Collected data:
—————
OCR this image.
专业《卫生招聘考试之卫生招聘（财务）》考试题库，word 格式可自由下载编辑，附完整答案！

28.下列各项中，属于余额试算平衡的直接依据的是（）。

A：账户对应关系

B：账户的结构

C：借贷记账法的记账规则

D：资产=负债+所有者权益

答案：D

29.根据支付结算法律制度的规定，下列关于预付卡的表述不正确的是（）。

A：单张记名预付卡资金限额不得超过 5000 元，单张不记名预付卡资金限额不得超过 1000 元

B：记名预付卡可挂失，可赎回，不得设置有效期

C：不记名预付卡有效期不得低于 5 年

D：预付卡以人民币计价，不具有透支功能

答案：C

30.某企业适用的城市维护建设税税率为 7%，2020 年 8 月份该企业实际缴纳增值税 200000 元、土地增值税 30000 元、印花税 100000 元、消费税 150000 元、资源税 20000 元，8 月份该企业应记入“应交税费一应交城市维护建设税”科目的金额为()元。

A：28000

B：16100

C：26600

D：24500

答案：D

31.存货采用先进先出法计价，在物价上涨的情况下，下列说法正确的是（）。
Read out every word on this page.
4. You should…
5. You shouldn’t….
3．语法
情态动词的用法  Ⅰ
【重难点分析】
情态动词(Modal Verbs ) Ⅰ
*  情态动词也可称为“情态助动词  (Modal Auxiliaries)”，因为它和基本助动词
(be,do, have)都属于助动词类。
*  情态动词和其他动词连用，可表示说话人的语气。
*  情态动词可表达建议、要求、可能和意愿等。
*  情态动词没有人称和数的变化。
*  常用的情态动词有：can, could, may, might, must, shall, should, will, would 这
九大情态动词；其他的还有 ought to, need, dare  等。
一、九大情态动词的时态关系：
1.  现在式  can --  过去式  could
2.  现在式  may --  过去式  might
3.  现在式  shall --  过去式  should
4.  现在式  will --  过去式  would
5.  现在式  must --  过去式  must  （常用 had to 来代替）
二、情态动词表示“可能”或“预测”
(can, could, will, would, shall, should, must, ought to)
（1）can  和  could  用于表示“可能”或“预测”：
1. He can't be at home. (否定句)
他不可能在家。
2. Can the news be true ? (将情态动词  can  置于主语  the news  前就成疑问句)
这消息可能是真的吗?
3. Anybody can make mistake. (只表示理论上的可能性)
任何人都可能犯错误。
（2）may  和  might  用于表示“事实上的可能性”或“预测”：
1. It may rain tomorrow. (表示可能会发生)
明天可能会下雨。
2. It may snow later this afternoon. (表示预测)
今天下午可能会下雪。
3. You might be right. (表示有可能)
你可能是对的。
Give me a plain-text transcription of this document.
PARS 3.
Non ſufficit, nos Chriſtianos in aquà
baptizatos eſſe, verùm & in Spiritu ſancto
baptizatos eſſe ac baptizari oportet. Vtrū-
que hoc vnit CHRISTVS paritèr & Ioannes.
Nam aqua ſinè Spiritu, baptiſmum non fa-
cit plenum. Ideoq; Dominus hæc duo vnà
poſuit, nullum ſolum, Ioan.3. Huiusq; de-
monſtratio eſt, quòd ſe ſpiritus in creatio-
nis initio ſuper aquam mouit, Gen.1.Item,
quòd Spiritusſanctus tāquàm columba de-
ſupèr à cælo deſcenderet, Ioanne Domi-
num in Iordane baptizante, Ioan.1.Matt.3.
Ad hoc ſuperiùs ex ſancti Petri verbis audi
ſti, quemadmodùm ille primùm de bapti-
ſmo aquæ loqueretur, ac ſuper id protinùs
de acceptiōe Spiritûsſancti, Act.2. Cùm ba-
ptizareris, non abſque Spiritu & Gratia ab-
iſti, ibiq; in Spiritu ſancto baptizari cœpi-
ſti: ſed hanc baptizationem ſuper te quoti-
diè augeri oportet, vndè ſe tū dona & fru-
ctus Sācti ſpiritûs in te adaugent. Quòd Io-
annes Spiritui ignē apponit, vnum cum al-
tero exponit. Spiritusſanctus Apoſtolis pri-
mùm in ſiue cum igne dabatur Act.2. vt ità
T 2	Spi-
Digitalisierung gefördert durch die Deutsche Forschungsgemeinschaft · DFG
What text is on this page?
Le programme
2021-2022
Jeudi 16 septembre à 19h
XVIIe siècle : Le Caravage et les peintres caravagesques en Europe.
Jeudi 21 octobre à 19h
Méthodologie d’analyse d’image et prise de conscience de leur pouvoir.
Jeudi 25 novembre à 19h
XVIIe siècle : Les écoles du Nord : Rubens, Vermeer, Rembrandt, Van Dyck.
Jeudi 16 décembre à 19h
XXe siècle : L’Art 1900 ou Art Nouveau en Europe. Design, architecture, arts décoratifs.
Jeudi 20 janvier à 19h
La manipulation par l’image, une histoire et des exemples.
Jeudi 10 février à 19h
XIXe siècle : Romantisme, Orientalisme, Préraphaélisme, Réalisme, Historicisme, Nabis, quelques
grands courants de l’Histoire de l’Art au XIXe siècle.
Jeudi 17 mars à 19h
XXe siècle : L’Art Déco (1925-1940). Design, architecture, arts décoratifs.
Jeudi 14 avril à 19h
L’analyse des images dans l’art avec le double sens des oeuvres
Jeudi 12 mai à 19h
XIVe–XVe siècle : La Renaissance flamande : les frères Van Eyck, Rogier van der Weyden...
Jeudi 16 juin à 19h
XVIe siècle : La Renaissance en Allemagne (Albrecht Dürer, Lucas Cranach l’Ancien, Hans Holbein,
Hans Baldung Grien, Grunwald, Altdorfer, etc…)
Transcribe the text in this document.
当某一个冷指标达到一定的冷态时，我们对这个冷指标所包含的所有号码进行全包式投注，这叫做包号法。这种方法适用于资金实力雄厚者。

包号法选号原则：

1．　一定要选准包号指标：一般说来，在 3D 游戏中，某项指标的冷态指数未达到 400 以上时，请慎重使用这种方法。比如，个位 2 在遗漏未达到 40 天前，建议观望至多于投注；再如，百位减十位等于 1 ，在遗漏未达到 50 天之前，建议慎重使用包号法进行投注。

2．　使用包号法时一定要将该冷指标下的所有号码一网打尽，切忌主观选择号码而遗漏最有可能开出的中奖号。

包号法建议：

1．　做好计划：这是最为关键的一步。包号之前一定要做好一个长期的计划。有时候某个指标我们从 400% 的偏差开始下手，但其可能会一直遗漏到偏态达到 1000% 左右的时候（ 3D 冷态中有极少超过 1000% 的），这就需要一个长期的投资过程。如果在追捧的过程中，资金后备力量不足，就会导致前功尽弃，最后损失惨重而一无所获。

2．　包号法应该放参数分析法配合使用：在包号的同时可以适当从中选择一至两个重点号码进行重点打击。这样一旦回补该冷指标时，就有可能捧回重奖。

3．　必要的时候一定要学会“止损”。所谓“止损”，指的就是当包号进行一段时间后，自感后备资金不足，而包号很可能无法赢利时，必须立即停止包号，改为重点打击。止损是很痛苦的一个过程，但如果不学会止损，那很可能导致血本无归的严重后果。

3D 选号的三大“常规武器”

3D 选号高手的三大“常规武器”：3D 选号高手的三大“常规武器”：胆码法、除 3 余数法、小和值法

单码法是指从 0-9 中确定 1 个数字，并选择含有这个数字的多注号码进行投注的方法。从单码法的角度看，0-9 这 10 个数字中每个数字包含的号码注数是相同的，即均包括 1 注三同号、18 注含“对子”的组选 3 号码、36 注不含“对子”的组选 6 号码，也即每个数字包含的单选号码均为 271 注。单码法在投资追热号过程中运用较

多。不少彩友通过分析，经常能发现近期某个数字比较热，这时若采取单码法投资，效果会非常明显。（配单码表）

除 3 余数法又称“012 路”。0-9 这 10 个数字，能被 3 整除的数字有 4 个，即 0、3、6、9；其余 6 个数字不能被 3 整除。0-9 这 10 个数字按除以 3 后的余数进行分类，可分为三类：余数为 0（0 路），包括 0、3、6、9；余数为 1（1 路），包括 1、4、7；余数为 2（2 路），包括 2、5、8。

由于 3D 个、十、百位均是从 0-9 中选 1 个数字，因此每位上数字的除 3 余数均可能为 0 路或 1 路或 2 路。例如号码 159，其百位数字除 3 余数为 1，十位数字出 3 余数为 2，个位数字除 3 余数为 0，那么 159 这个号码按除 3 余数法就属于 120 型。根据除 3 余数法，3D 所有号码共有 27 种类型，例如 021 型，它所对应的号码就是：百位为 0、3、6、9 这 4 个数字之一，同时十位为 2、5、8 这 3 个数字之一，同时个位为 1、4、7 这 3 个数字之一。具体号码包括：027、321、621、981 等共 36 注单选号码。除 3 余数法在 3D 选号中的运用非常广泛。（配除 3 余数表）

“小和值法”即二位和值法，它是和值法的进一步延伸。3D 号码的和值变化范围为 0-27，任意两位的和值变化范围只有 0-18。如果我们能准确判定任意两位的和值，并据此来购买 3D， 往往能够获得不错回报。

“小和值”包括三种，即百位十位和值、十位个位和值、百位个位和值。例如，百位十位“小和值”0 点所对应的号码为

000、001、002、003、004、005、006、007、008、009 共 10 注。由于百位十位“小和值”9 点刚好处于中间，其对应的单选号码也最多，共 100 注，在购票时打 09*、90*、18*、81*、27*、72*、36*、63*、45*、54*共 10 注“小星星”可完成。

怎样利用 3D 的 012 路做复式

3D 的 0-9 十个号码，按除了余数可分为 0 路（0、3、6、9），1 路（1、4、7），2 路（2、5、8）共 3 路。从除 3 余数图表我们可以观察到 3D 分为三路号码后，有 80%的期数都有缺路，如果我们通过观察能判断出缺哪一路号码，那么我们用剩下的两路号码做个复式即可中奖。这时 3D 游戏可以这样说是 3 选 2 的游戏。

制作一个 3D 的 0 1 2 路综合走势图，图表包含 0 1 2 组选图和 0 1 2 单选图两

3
—————
GIVEN EXERCISE:
Identify the lines that hold the word "Modal". Copy every one of them.

RESPONSE:
情态动词(Modal Verbs ) Ⅰ
*  情态动词也可称为“情态助动词  (Modal Auxiliaries)”，因为它和基本助动词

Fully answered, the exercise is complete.